__Task description__
Pull out every line of the records that holds the string "input".

[start]

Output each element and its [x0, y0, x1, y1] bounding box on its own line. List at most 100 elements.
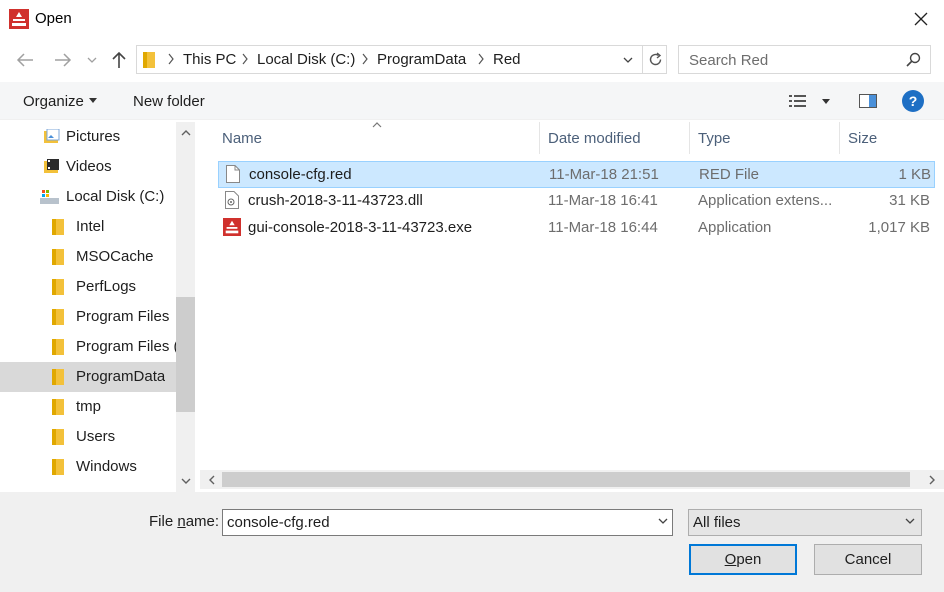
up-button[interactable]: [108, 49, 130, 71]
open-label: pen: [736, 551, 762, 568]
forward-button[interactable]: [52, 49, 74, 71]
nav-item-program-files[interactable]: Program Files: [0, 302, 176, 332]
close-icon: [914, 12, 928, 26]
change-view-button[interactable]: [788, 90, 834, 112]
breadcrumb-programdata[interactable]: ProgramData: [377, 51, 466, 68]
chevron-left-icon: [208, 475, 214, 484]
scroll-right-button[interactable]: [922, 470, 941, 489]
column-header-date[interactable]: Date modified: [540, 122, 690, 154]
open-button[interactable]: Open: [689, 544, 797, 575]
nav-item-local-disk[interactable]: Local Disk (C:): [0, 182, 176, 212]
nav-item-intel[interactable]: Intel: [0, 212, 176, 242]
cancel-button[interactable]: Cancel: [814, 544, 922, 575]
nav-item-program-files-x86[interactable]: Program Files (: [0, 332, 176, 362]
scroll-thumb[interactable]: [176, 297, 195, 412]
details-view-icon: [789, 95, 806, 107]
nav-item-videos[interactable]: Videos: [0, 152, 176, 182]
file-row[interactable]: gui-console-2018-3-11-43723.exe 11-Mar-1…: [218, 215, 935, 242]
file-row[interactable]: crush-2018-3-11-43723.dll 11-Mar-18 16:4…: [218, 188, 935, 215]
file-name-label-accel: n: [177, 513, 186, 530]
file-name-value: console-cfg.red: [227, 514, 330, 531]
nav-item-label: tmp: [76, 398, 102, 415]
folder-icon: [52, 459, 64, 475]
folder-icon: [143, 52, 155, 68]
column-header-size[interactable]: Size: [840, 122, 936, 154]
bottom-panel: [0, 492, 944, 592]
videos-icon: [44, 159, 59, 173]
file-name-label-part: File: [149, 513, 178, 530]
window-title: Open: [35, 10, 72, 27]
file-list-scrollbar[interactable]: [200, 470, 944, 489]
nav-item-label: Intel: [76, 218, 105, 235]
chevron-right-icon: [242, 53, 248, 65]
nav-item-pictures[interactable]: Pictures: [0, 122, 176, 152]
file-type: Application extens...: [698, 192, 833, 209]
file-name: crush-2018-3-11-43723.dll: [248, 192, 423, 209]
nav-item-programdata[interactable]: ProgramData: [0, 362, 176, 392]
nav-item-label: PerfLogs: [76, 278, 137, 295]
close-button[interactable]: [898, 0, 944, 38]
back-button[interactable]: [14, 49, 36, 71]
file-type-filter[interactable]: All files: [688, 509, 922, 536]
column-header-type[interactable]: Type: [690, 122, 840, 154]
file-row[interactable]: console-cfg.red 11-Mar-18 21:51 RED File…: [218, 161, 935, 188]
nav-item-label: Users: [76, 428, 116, 445]
folder-icon: [52, 339, 64, 355]
arrow-right-icon: [55, 53, 72, 67]
help-button[interactable]: ?: [902, 90, 924, 112]
nav-item-label: Local Disk (C:): [66, 188, 165, 205]
nav-item-perflogs[interactable]: PerfLogs: [0, 272, 176, 302]
column-header-label: Name: [222, 130, 263, 147]
column-header-name[interactable]: Name: [214, 122, 540, 154]
scroll-down-button[interactable]: [176, 472, 195, 489]
scroll-left-button[interactable]: [202, 470, 221, 489]
folder-icon: [52, 279, 64, 295]
file-size: 1,017 KB: [868, 219, 930, 236]
address-history-button[interactable]: [616, 45, 640, 74]
nav-item-label: Program Files (: [76, 338, 176, 355]
chevron-down-icon[interactable]: [658, 518, 668, 524]
chevron-right-icon: [362, 53, 368, 65]
scroll-thumb[interactable]: [222, 472, 910, 487]
breadcrumb-local-disk[interactable]: Local Disk (C:): [257, 51, 355, 68]
file-date: 11-Mar-18 16:41: [548, 192, 658, 209]
nav-pane-scrollbar[interactable]: [176, 122, 195, 492]
preview-pane-button[interactable]: [855, 90, 881, 112]
recent-locations-button[interactable]: [84, 49, 100, 71]
nav-item-windows[interactable]: Windows: [0, 452, 176, 482]
search-input[interactable]: Search Red: [678, 45, 931, 74]
navigation-pane: Pictures Videos Local Disk (C:) Intel MS…: [0, 122, 196, 492]
red-app-icon: [223, 218, 241, 236]
breadcrumb-red[interactable]: Red: [493, 51, 521, 68]
nav-item-users[interactable]: Users: [0, 422, 176, 452]
file-name-label-part: ame:: [185, 513, 220, 530]
chevron-down-icon: [87, 57, 97, 63]
folder-icon: [52, 369, 64, 385]
title-bar: Open: [0, 0, 944, 38]
organize-label: Organize: [23, 93, 84, 110]
chevron-right-icon: [929, 475, 935, 484]
folder-icon: [52, 309, 64, 325]
caret-down-icon: [822, 98, 830, 104]
breadcrumb-this-pc[interactable]: This PC: [183, 51, 236, 68]
preview-pane-icon: [859, 94, 877, 108]
search-placeholder: Search Red: [689, 52, 769, 69]
open-accel: O: [724, 551, 737, 568]
nav-item-tmp[interactable]: tmp: [0, 392, 176, 422]
scroll-up-button[interactable]: [176, 124, 195, 141]
file-type: Application: [698, 219, 772, 236]
file-name-input[interactable]: console-cfg.red: [222, 509, 673, 536]
new-folder-button[interactable]: New folder: [133, 93, 205, 110]
chevron-right-icon: [168, 53, 174, 65]
column-header-label: Type: [698, 130, 731, 147]
refresh-button[interactable]: [642, 45, 667, 74]
file-date: 11-Mar-18 21:51: [549, 166, 659, 183]
arrow-left-icon: [16, 53, 33, 67]
file-name: console-cfg.red: [249, 166, 352, 183]
nav-item-label: MSOCache: [76, 248, 154, 265]
nav-item-msocache[interactable]: MSOCache: [0, 242, 176, 272]
search-icon: [906, 52, 921, 67]
address-bar[interactable]: This PC Local Disk (C:) ProgramData Red: [136, 45, 667, 74]
organize-button[interactable]: Organize: [23, 93, 97, 110]
file-size: 1 KB: [898, 166, 931, 183]
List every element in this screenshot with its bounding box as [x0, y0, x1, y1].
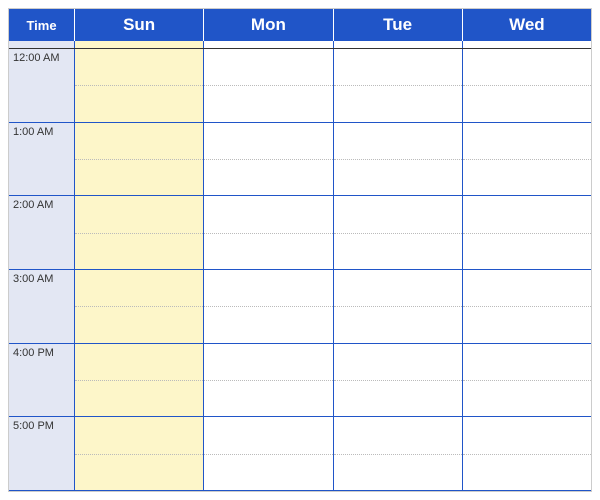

[end]

__Finished task__
search-input[interactable]: Search Red: [678, 45, 931, 74]
file-name-input[interactable]: console-cfg.red: [222, 509, 673, 536]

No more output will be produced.